- Passage shown:
┌──

He claimed the military launched howitzer attacks while MILF forces were praying in their shelters.

He said government troops crawled near rebel enclaves after the bombardment and engaged guerillas in a firefight.

“Civilians were forced to evacuate to safer areas,” Al-Haq said.

Al-Haq said yesterday’s artillery and ground offensives were preceded by Friday’s air bombing of the area.

Al-Haq said the MILF is holding on to Malacañang’s announcement that there will be no military retaliations for the deaths of the soldiers in Basilan last week.

“The Armed Forces (of the Philippines) is doing the opposite,” he said.

Al-Haq said members of the International Monitoring Team and the joint ceasefire committee are now investigating the Basilan encounter.

The MILF also urged the military and police to allow law enforcement and peacekeeping mechanisms under the ceasefire agreement to address the issue.

Ghadzali Jaafar, MILF vice chairman for military affairs, said government officials who are not in any way involved in resolving the security problems in Mindanao should stop issuing provocative and inflammatory statements that could inflame the situation.

Jaafar said it would be best to allow the Joint Coordinating Committee on the Cessation of Hostilities, which is comprised of representatives of the MILF, the military and the Philippine National Police (PNP), to work out measures than can stave off any escalation of hostilities in the area.

“The government and MILF peace panels also have the Ad-Hoc Joint Action Group (AHJAG) which is to look into crimes permeating in areas covered by the ceasefire,” Jaafar said.

The PNP, for its part, said it would conduct a parallel investigation into the killing of the 19 soldiers in Basilan.

The PNP Criminal Investigation and Detection Group (CIDG) led by Chief Superintendent Samuel Pagdilao will coordinate the investigation with the Armed Forces of the Philippines (AFP) and the government peace panel.

Pagdilao said the CIDG investigation would focus on gathering evidence and building up the case against the suspects.

Demoralized?

On the other hand, troops in Basilan have been ordered to stand down following the pronouncement of President Aquino dismissing calls for the suspension of the ceasefire and an all-out war against the MILF.

Thousands of villagers were forced to leave their homes on fears of military retaliation against the rebels.

Wounded soldiers and some ground military forces, however, expressed dismay on the military leadership for blaming them for supposed “operational lapses” that led to the killing of the 19 soldiers.

“We have offered and sacrificed our lives and this is what we got. They should be blamed because they have been advised of the ground situation,” one soldier lamented.

Other soldiers were also disgusted over the relief of their commanders, taking note of the relief of Army spokesman Col. Antonio Parlade who earlier expressed his opinion that the government should temporarily suspend the ceasefire agreement with the MILF and go after the rebels responsible for the carnage of the soldiers in Basilan.

A group of policemen, the PNP Badge of Honor Foundation, expressed their support for the soldiers.

“Our mutual losses and experience deserve to be acknowledged or remembered with dignity, honor and respect even as we regroup to move forward... Let not our fallen heroes die in vain! Let us support our soldiers!” the group said in a statement.

└──

[Element and coordinate records]
┌──

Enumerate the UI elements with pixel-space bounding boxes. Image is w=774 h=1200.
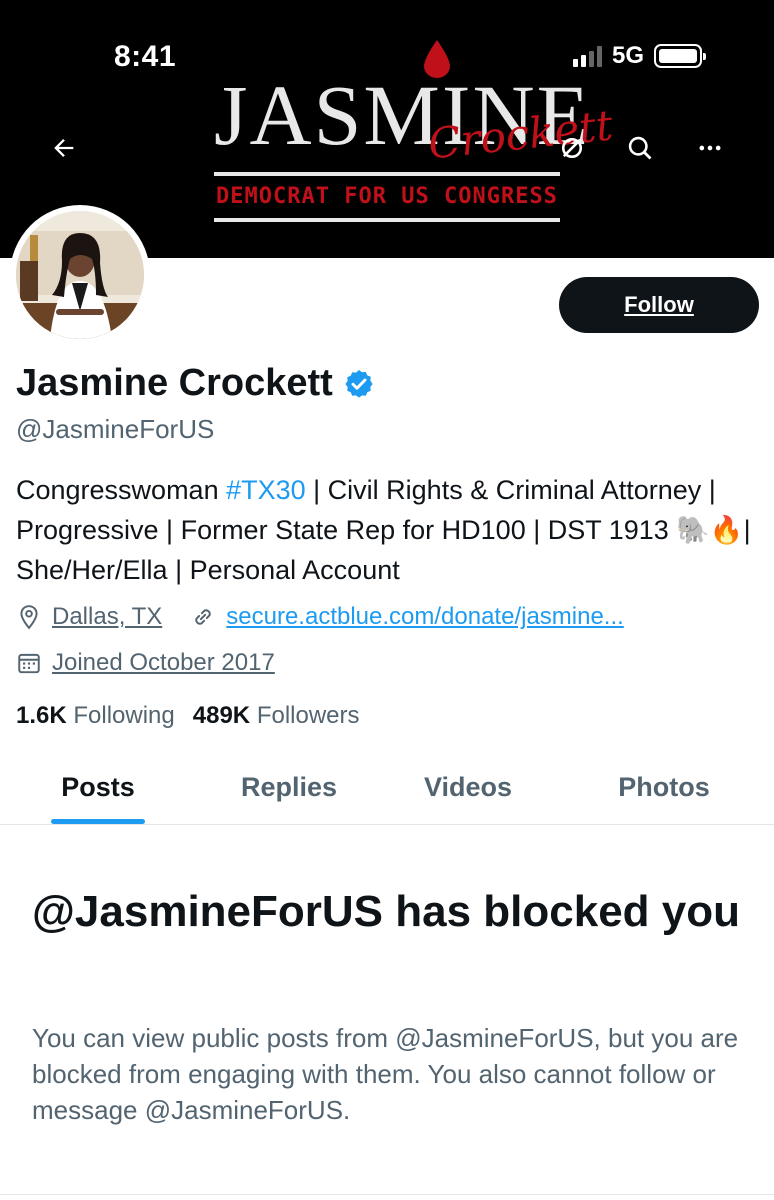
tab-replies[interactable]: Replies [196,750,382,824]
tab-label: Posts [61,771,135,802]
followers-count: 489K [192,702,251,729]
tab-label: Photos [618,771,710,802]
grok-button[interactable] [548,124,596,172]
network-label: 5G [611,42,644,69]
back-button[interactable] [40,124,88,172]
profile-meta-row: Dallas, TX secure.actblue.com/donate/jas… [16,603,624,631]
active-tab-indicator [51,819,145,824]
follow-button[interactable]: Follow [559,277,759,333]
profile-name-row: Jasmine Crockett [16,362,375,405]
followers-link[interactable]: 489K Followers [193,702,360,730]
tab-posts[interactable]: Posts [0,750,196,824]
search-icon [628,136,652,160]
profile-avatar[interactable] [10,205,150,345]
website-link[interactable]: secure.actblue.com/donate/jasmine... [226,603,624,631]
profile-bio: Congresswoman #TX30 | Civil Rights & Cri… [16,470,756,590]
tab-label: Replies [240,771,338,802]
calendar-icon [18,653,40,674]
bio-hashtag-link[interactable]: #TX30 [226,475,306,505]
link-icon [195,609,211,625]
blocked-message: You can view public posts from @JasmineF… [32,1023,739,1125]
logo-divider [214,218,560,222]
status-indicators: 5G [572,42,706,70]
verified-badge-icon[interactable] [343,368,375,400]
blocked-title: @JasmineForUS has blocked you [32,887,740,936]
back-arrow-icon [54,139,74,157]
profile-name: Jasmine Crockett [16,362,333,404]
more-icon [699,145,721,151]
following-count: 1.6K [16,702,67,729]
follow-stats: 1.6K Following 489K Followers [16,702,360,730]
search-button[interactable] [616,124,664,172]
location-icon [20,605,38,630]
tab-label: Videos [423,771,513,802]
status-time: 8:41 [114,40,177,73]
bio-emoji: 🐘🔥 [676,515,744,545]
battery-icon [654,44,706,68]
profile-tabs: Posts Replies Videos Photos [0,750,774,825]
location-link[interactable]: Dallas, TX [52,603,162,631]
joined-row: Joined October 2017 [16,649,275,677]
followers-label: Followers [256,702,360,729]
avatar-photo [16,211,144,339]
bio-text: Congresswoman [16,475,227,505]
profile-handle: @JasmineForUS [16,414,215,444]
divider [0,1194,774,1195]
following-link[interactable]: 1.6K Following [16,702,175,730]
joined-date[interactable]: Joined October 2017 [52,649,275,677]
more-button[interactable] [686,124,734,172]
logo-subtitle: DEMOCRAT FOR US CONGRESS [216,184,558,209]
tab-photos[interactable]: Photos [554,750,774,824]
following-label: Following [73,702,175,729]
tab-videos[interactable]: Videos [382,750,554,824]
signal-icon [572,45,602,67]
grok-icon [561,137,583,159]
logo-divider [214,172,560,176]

└──
┌──

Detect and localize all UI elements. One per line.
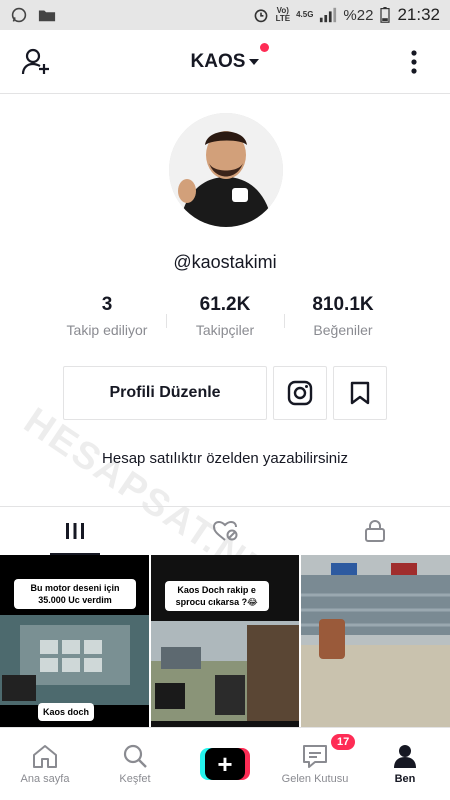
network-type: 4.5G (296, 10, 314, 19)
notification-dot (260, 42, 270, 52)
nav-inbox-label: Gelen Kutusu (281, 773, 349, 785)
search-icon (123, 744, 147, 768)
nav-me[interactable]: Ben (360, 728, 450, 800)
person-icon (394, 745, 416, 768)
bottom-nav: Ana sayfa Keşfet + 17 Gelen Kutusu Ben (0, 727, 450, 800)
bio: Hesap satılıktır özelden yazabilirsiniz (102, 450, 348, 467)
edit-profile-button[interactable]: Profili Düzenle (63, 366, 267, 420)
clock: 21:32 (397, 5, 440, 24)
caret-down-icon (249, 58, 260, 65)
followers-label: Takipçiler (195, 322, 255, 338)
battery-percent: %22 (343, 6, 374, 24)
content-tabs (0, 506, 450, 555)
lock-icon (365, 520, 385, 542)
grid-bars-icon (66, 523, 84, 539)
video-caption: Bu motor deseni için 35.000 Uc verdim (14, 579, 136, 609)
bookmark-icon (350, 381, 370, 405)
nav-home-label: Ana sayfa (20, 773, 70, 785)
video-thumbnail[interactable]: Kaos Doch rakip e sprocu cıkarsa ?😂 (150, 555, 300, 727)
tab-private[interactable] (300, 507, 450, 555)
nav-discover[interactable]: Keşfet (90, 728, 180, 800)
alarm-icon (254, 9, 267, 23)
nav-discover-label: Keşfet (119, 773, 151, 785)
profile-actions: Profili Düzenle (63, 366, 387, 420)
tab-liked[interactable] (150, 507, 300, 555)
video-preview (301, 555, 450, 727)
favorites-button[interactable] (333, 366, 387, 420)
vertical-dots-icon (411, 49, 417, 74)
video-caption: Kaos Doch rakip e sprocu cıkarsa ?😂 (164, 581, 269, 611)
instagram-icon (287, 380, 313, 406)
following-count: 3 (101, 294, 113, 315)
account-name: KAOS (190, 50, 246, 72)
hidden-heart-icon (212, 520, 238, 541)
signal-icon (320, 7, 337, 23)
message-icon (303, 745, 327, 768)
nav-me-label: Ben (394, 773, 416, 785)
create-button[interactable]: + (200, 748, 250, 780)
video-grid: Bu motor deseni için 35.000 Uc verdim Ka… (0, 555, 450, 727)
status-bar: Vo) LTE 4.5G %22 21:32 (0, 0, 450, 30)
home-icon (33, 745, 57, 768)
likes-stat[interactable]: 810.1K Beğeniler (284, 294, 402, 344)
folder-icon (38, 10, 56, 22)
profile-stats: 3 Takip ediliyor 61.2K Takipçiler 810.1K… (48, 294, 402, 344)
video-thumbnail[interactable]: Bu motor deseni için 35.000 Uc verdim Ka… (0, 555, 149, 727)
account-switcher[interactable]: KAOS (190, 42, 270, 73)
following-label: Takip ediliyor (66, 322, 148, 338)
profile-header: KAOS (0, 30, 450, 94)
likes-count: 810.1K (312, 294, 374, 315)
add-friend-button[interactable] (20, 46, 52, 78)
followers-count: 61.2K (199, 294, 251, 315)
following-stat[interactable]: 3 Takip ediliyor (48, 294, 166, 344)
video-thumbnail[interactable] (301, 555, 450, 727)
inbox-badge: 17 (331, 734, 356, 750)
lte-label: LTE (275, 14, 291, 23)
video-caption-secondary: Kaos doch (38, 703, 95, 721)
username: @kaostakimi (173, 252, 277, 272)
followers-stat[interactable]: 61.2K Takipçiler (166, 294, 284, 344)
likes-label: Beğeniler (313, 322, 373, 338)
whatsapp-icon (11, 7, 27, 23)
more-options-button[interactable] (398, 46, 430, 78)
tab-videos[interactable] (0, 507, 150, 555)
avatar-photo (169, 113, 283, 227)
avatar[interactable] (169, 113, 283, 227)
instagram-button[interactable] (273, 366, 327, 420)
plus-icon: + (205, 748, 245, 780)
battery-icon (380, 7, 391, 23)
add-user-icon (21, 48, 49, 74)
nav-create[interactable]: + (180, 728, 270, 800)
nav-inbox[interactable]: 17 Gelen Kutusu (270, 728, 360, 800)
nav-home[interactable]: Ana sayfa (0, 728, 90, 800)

└──
┌──

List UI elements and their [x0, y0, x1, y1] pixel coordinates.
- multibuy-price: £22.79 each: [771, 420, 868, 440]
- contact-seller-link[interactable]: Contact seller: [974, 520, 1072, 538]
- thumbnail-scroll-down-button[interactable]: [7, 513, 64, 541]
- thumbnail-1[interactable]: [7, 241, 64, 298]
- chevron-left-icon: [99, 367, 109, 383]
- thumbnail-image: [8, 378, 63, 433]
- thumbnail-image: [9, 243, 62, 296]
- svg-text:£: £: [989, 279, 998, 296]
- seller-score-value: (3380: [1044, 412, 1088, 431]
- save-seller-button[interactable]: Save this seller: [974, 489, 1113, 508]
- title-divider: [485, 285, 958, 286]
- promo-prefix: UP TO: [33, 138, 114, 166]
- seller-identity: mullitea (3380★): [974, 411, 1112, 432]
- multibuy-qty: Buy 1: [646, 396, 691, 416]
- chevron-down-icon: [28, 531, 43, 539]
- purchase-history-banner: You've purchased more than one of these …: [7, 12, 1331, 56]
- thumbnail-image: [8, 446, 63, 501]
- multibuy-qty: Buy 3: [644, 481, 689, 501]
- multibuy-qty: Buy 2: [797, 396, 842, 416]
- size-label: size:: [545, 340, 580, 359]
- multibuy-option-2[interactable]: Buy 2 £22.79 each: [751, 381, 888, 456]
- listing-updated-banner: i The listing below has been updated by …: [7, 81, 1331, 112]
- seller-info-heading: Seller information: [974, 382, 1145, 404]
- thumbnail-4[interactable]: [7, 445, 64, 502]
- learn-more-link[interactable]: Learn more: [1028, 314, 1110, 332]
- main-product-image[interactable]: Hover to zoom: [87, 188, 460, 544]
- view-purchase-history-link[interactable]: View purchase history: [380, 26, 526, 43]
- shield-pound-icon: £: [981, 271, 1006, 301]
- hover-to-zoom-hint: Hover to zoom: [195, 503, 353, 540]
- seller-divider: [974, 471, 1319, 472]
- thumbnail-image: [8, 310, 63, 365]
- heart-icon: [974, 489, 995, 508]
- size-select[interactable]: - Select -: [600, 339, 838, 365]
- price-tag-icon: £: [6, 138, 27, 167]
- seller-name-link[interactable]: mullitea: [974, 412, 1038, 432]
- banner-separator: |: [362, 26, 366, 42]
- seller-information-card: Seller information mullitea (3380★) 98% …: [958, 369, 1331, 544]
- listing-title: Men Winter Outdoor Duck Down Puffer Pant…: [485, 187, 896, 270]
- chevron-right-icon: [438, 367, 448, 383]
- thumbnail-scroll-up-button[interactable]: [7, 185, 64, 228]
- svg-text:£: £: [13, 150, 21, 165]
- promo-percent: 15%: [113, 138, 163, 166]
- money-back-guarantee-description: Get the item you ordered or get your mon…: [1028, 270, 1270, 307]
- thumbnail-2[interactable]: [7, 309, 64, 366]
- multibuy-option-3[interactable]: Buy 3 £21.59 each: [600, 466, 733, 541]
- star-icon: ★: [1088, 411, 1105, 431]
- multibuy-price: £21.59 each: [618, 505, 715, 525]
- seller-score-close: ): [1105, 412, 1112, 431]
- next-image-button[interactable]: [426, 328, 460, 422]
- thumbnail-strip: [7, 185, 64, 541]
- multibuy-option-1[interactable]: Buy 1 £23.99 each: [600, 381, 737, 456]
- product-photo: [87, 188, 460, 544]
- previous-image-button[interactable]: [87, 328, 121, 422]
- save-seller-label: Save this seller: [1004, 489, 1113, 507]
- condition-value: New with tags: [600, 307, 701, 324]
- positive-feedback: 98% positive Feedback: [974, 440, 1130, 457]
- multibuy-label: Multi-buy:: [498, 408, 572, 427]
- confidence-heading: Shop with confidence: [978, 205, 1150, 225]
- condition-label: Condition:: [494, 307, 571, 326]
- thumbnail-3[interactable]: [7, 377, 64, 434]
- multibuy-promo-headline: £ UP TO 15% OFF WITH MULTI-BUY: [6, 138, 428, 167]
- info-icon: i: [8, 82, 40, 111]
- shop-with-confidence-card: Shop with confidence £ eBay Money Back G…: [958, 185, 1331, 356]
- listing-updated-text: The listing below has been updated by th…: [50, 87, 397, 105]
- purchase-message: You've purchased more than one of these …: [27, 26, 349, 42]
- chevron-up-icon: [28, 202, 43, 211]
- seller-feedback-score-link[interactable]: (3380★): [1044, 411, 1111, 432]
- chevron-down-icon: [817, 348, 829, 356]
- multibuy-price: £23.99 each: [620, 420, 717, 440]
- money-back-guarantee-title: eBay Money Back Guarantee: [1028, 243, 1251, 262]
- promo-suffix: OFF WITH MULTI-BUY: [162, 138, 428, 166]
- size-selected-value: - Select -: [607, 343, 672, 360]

└──

- Exercise directions:
Answer these questions using the Basilan news passage:
1. According to Al-Haq, what came before yesterday's artillery and ground offensives?
2. Who leads the PNP Criminal Investigation and Detection Group?
3. Which group of policemen expressed support for the soldiers?

- Output:
1. Friday's air bombing of the area.
2. Chief Superintendent Samuel Pagdilao.
3. The PNP Badge of Honor Foundation.